(Dataset items)
— BEGIN —

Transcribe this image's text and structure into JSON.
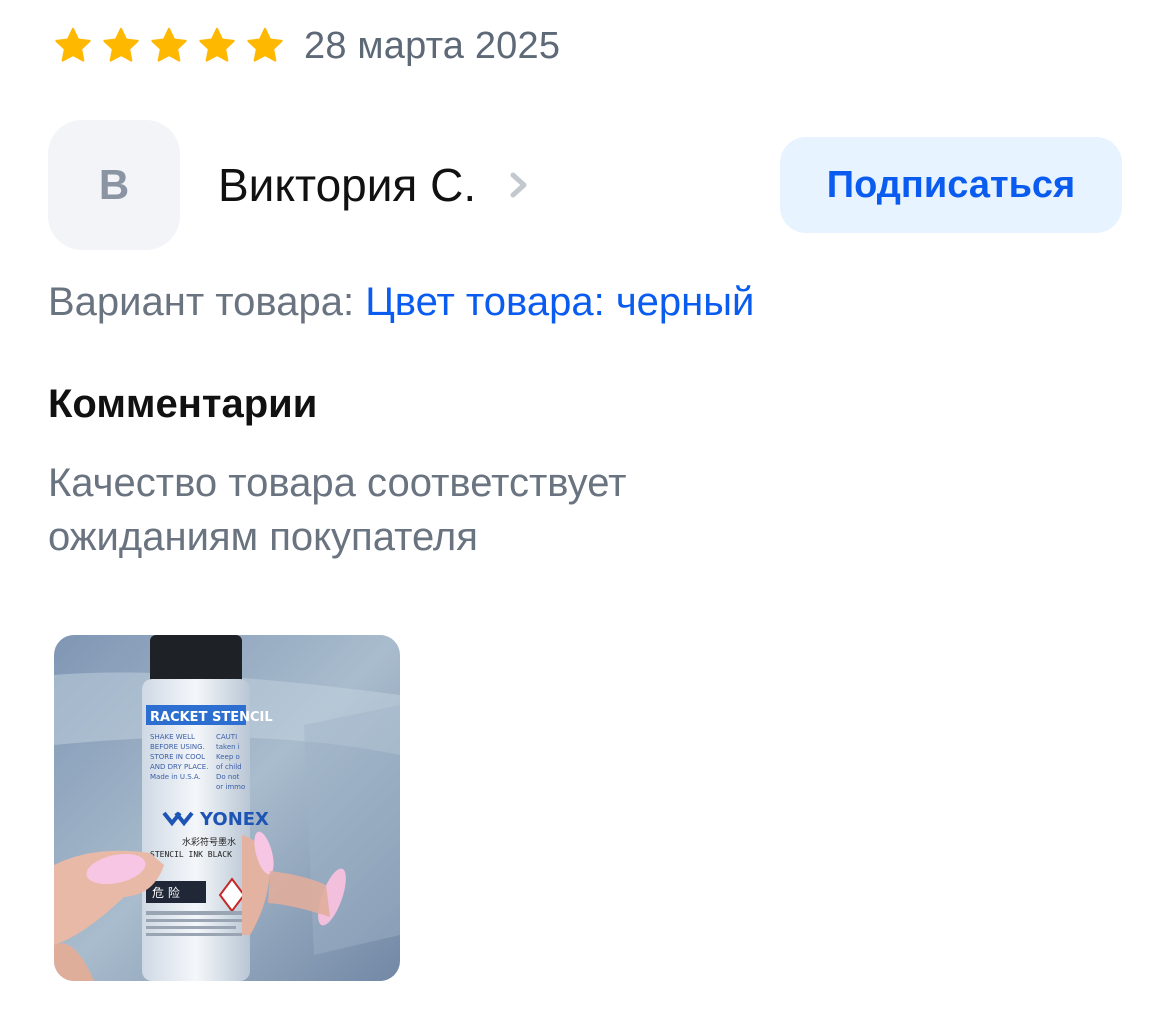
{
  "review": {
    "rating": 5,
    "rating_max": 5,
    "star_icon": "star-icon",
    "date": "28 марта 2025"
  },
  "author": {
    "initial": "В",
    "name": "Виктория С.",
    "chevron_icon": "chevron-right-icon"
  },
  "subscribe": {
    "label": "Подписаться"
  },
  "variant": {
    "label": "Вариант товара:",
    "value": "Цвет товара: черный"
  },
  "comments": {
    "title": "Комментарии",
    "text": "Качество товара соответствует ожиданиям покупателя"
  },
  "photo": {
    "label_title": "RACKET STENCIL",
    "label_lines_left": [
      "SHAKE WELL",
      "BEFORE USING.",
      "STORE IN COOL",
      "AND DRY PLACE.",
      "Made in U.S.A."
    ],
    "label_lines_right": [
      "CAUTI",
      "taken i",
      "Keep o",
      "of child",
      "Do not",
      "or immo"
    ],
    "brand": "YONEX",
    "cn_line": "水彩符号墨水",
    "ink_line": "STENCIL INK BLACK",
    "danger": "危 险"
  },
  "colors": {
    "star": "#ffb800",
    "accent": "#0a5cf0",
    "button_bg": "#e7f3ff",
    "muted_text": "#6a7380",
    "avatar_bg": "#f2f4f8"
  }
}
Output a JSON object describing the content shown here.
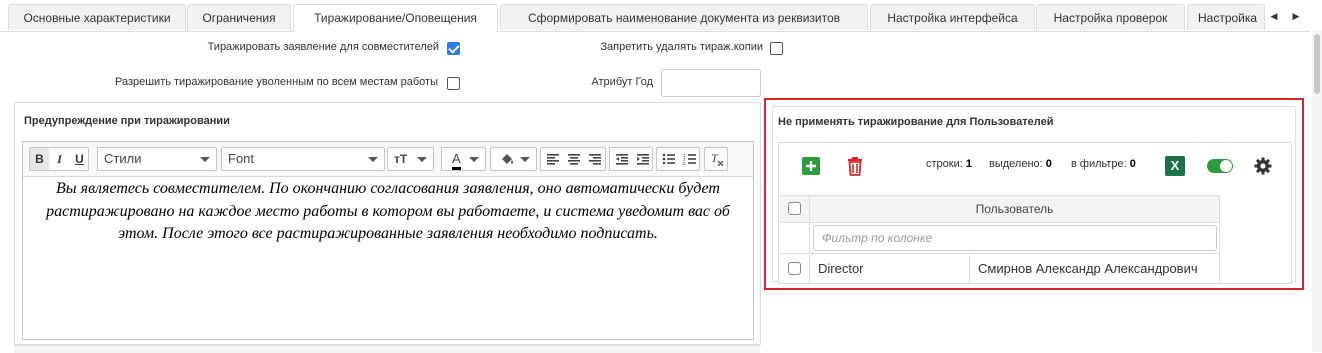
{
  "tabs": [
    {
      "label": "Основные характеристики",
      "active": false
    },
    {
      "label": "Ограничения",
      "active": false
    },
    {
      "label": "Тиражирование/Оповещения",
      "active": true
    },
    {
      "label": "Сформировать наименование документа из реквизитов",
      "active": false
    },
    {
      "label": "Настройка интерфейса",
      "active": false
    },
    {
      "label": "Настройка проверок",
      "active": false
    },
    {
      "label": "Настройка",
      "active": false
    }
  ],
  "settings": {
    "replicate_concurrent_label": "Тиражировать заявление для совместителей",
    "replicate_concurrent_checked": true,
    "forbid_delete_label": "Запретить удалять тираж.копии",
    "forbid_delete_checked": false,
    "allow_dismissed_label": "Разрешить тиражирование уволенным по всем местам работы",
    "allow_dismissed_checked": false,
    "year_attr_label": "Атрибут Год",
    "year_attr_value": ""
  },
  "warning": {
    "title": "Предупреждение при тиражировании",
    "toolbar": {
      "bold": "B",
      "italic": "I",
      "underline": "U",
      "styles_label": "Стили",
      "font_label": "Font",
      "size_icon": "ᴛT",
      "text_color_icon": "A"
    },
    "text": "Вы являетесь совместителем. По окончанию согласования заявления, оно автоматически будет растиражировано на каждое место работы в котором вы работаете, и система уведомит вас об этом. После этого все растиражированные заявления необходимо подписать."
  },
  "users": {
    "title": "Не применять тиражирование для Пользователей",
    "rows_label": "строки:",
    "rows_value": "1",
    "selected_label": "выделено:",
    "selected_value": "0",
    "filter_label": "в фильтре:",
    "filter_value": "0",
    "excel_icon": "X",
    "column_header": "Пользователь",
    "filter_placeholder": "Фильтр по колонке",
    "rows": [
      {
        "login": "Director",
        "name": "Смирнов Александр Александрович"
      }
    ],
    "colors": {
      "add": "#2e9c3e",
      "delete": "#d9262c",
      "excel": "#1e7145",
      "toggle": "#2e9c3e",
      "highlight_border": "#d9262c"
    }
  }
}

— END —

- [Work to be completed]:
Give the count of lines that hold the word "JSON", with nothing added.

- [Result of the task]:
2